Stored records
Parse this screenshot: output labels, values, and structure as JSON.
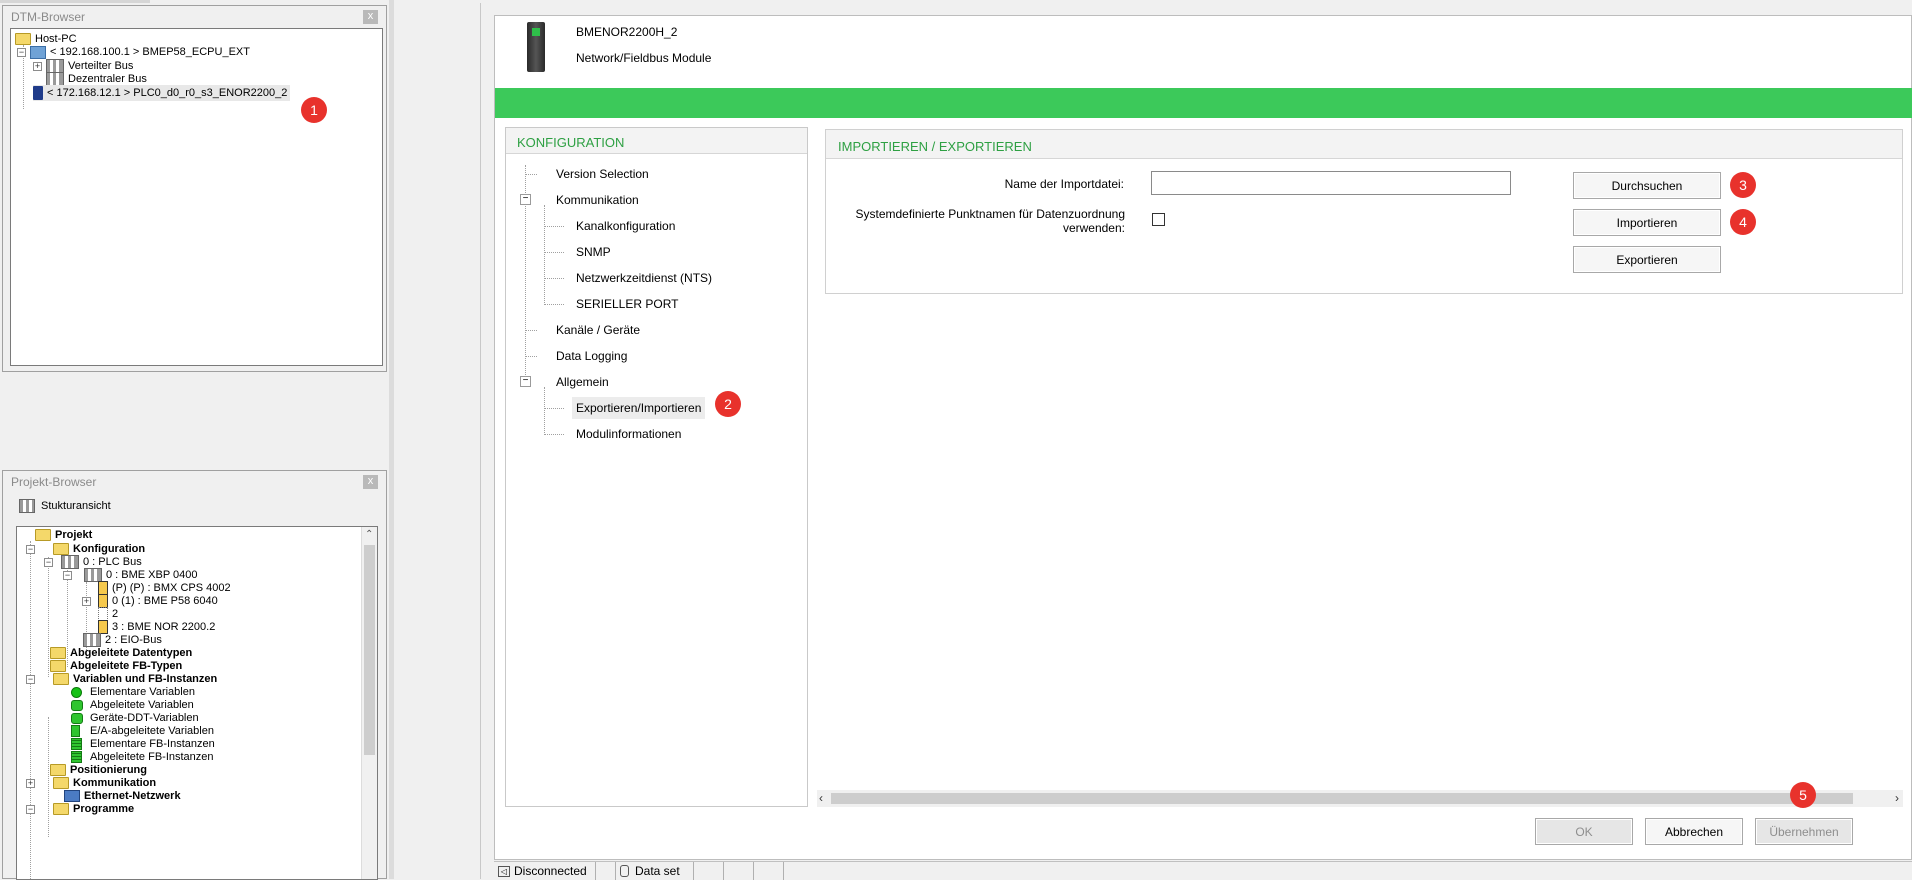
{
  "dtm_browser": {
    "title": "DTM-Browser",
    "close": "x",
    "items": [
      {
        "label": "Host-PC"
      },
      {
        "label": "< 192.168.100.1 > BMEP58_ECPU_EXT"
      },
      {
        "label": "Verteilter Bus"
      },
      {
        "label": "Dezentraler Bus"
      },
      {
        "label": "< 172.168.12.1 > PLC0_d0_r0_s3_ENOR2200_2"
      }
    ]
  },
  "projekt_browser": {
    "title": "Projekt-Browser",
    "close": "x",
    "view_label": "Stukturansicht",
    "items": [
      {
        "label": "Projekt"
      },
      {
        "label": "Konfiguration"
      },
      {
        "label": "0 : PLC Bus"
      },
      {
        "label": "0 : BME XBP 0400"
      },
      {
        "label": "(P) (P) : BMX CPS 4002"
      },
      {
        "label": "0 (1) : BME P58 6040"
      },
      {
        "label": "2"
      },
      {
        "label": "3 : BME NOR 2200.2"
      },
      {
        "label": "2 : EIO-Bus"
      },
      {
        "label": "Abgeleitete Datentypen"
      },
      {
        "label": "Abgeleitete FB-Typen"
      },
      {
        "label": "Variablen und FB-Instanzen"
      },
      {
        "label": "Elementare Variablen"
      },
      {
        "label": "Abgeleitete Variablen"
      },
      {
        "label": "Geräte-DDT-Variablen"
      },
      {
        "label": "E/A-abgeleitete Variablen"
      },
      {
        "label": "Elementare FB-Instanzen"
      },
      {
        "label": "Abgeleitete FB-Instanzen"
      },
      {
        "label": "Positionierung"
      },
      {
        "label": "Kommunikation"
      },
      {
        "label": "Ethernet-Netzwerk"
      },
      {
        "label": "Programme"
      }
    ]
  },
  "device": {
    "name": "BMENOR2200H_2",
    "type": "Network/Fieldbus Module",
    "banner_color": "#3cc95a"
  },
  "nav": {
    "header": "KONFIGURATION",
    "items": [
      {
        "label": "Version Selection"
      },
      {
        "label": "Kommunikation"
      },
      {
        "label": "Kanalkonfiguration"
      },
      {
        "label": "SNMP"
      },
      {
        "label": "Netzwerkzeitdienst (NTS)"
      },
      {
        "label": "SERIELLER PORT"
      },
      {
        "label": "Kanäle / Geräte"
      },
      {
        "label": "Data Logging"
      },
      {
        "label": "Allgemein"
      },
      {
        "label": "Exportieren/Importieren"
      },
      {
        "label": "Modulinformationen"
      }
    ]
  },
  "content": {
    "header": "IMPORTIEREN / EXPORTIEREN",
    "file_label": "Name der Importdatei:",
    "file_value": "",
    "checkbox_label_1": "Systemdefinierte Punktnamen für Datenzuordnung",
    "checkbox_label_2": "verwenden:",
    "checkbox_checked": false,
    "browse_button": "Durchsuchen",
    "import_button": "Importieren",
    "export_button": "Exportieren"
  },
  "footer": {
    "ok": "OK",
    "cancel": "Abbrechen",
    "apply": "Übernehmen"
  },
  "status_bar": {
    "connection": "Disconnected",
    "data_set": "Data set"
  },
  "badges": [
    "1",
    "2",
    "3",
    "4",
    "5"
  ],
  "colors": {
    "accent_green": "#2ea043",
    "badge_red": "#e8322c"
  }
}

WORK TO DO
From the entries, copy out each line containing the word "Geräte".

COMPLETE OUTPUT
        "label": "Geräte-DDT-Variablen"
        "label": "Kanäle / Geräte"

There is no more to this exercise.